§ Dataset entries:
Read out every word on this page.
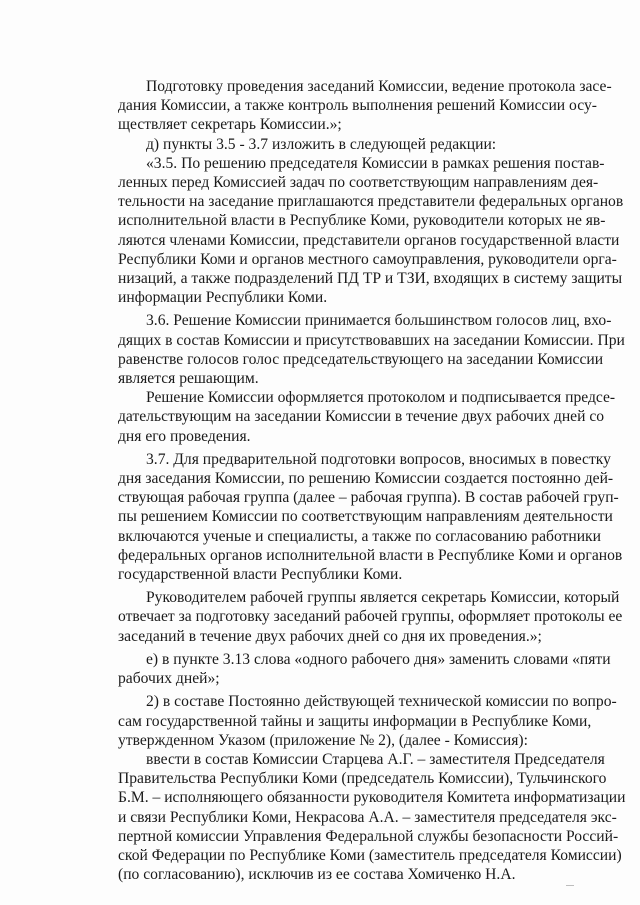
Подготовку проведения заседаний Комиссии, ведение протокола засе-
дания Комиссии, а также контроль выполнения решений Комиссии осу-
ществляет секретарь Комиссии.»;
д) пункты 3.5 - 3.7 изложить в следующей редакции:
«3.5. По решению председателя Комиссии в рамках решения постав-
ленных перед Комиссией задач по соответствующим направлениям дея-
тельности на заседание приглашаются представители федеральных органов
исполнительной власти в Республике Коми, руководители которых не яв-
ляются членами Комиссии, представители органов государственной власти
Республики Коми и органов местного самоуправления, руководители орга-
низаций, а также подразделений ПД ТР и ТЗИ, входящих в систему защиты
информации Республики Коми.
3.6. Решение Комиссии принимается большинством голосов лиц, вхо-
дящих в состав Комиссии и присутствовавших на заседании Комиссии. При
равенстве голосов голос председательствующего на заседании Комиссии
является решающим.
Решение Комиссии оформляется протоколом и подписывается предсе-
дательствующим на заседании Комиссии в течение двух рабочих дней со
дня его проведения.
3.7. Для предварительной подготовки вопросов, вносимых в повестку
дня заседания Комиссии, по решению Комиссии создается постоянно дей-
ствующая рабочая группа (далее – рабочая группа). В состав рабочей груп-
пы решением Комиссии по соответствующим направлениям деятельности
включаются ученые и специалисты, а также по согласованию работники
федеральных органов исполнительной власти в Республике Коми и органов
государственной власти Республики Коми.
Руководителем рабочей группы является секретарь Комиссии, который
отвечает за подготовку заседаний рабочей группы, оформляет протоколы ее
заседаний в течение двух рабочих дней со дня их проведения.»;
е) в пункте 3.13 слова «одного рабочего дня» заменить словами «пяти
рабочих дней»;
2) в составе Постоянно действующей технической комиссии по вопро-
сам государственной тайны и защиты информации в Республике Коми,
утвержденном Указом (приложение № 2), (далее - Комиссия):
ввести в состав Комиссии Старцева А.Г. – заместителя Председателя
Правительства Республики Коми (председатель Комиссии), Тульчинского
Б.М. – исполняющего обязанности руководителя Комитета информатизации
и связи Республики Коми, Некрасова А.А. – заместителя председателя экс-
пертной комиссии Управления Федеральной службы безопасности Россий-
ской Федерации по Республике Коми (заместитель председателя Комиссии)
(по согласованию), исключив из ее состава Хомиченко Н.А.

§ Instructions to follow: Your task is to repeat the material above exactly, without its pictures.

§ Solution for this exercise:
Read out every word on this page.
Подготовку проведения заседаний Комиссии, ведение протокола засе-
дания Комиссии, а также контроль выполнения решений Комиссии осу-
ществляет секретарь Комиссии.»;
д) пункты 3.5 - 3.7 изложить в следующей редакции:
«3.5. По решению председателя Комиссии в рамках решения постав-
ленных перед Комиссией задач по соответствующим направлениям дея-
тельности на заседание приглашаются представители федеральных органов
исполнительной власти в Республике Коми, руководители которых не яв-
ляются членами Комиссии, представители органов государственной власти
Республики Коми и органов местного самоуправления, руководители орга-
низаций, а также подразделений ПД ТР и ТЗИ, входящих в систему защиты
информации Республики Коми.
3.6. Решение Комиссии принимается большинством голосов лиц, вхо-
дящих в состав Комиссии и присутствовавших на заседании Комиссии. При
равенстве голосов голос председательствующего на заседании Комиссии
является решающим.
Решение Комиссии оформляется протоколом и подписывается предсе-
дательствующим на заседании Комиссии в течение двух рабочих дней со
дня его проведения.
3.7. Для предварительной подготовки вопросов, вносимых в повестку
дня заседания Комиссии, по решению Комиссии создается постоянно дей-
ствующая рабочая группа (далее – рабочая группа). В состав рабочей груп-
пы решением Комиссии по соответствующим направлениям деятельности
включаются ученые и специалисты, а также по согласованию работники
федеральных органов исполнительной власти в Республике Коми и органов
государственной власти Республики Коми.
Руководителем рабочей группы является секретарь Комиссии, который
отвечает за подготовку заседаний рабочей группы, оформляет протоколы ее
заседаний в течение двух рабочих дней со дня их проведения.»;
е) в пункте 3.13 слова «одного рабочего дня» заменить словами «пяти
рабочих дней»;
2) в составе Постоянно действующей технической комиссии по вопро-
сам государственной тайны и защиты информации в Республике Коми,
утвержденном Указом (приложение № 2), (далее - Комиссия):
ввести в состав Комиссии Старцева А.Г. – заместителя Председателя
Правительства Республики Коми (председатель Комиссии), Тульчинского
Б.М. – исполняющего обязанности руководителя Комитета информатизации
и связи Республики Коми, Некрасова А.А. – заместителя председателя экс-
пертной комиссии Управления Федеральной службы безопасности Россий-
ской Федерации по Республике Коми (заместитель председателя Комиссии)
(по согласованию), исключив из ее состава Хомиченко Н.А.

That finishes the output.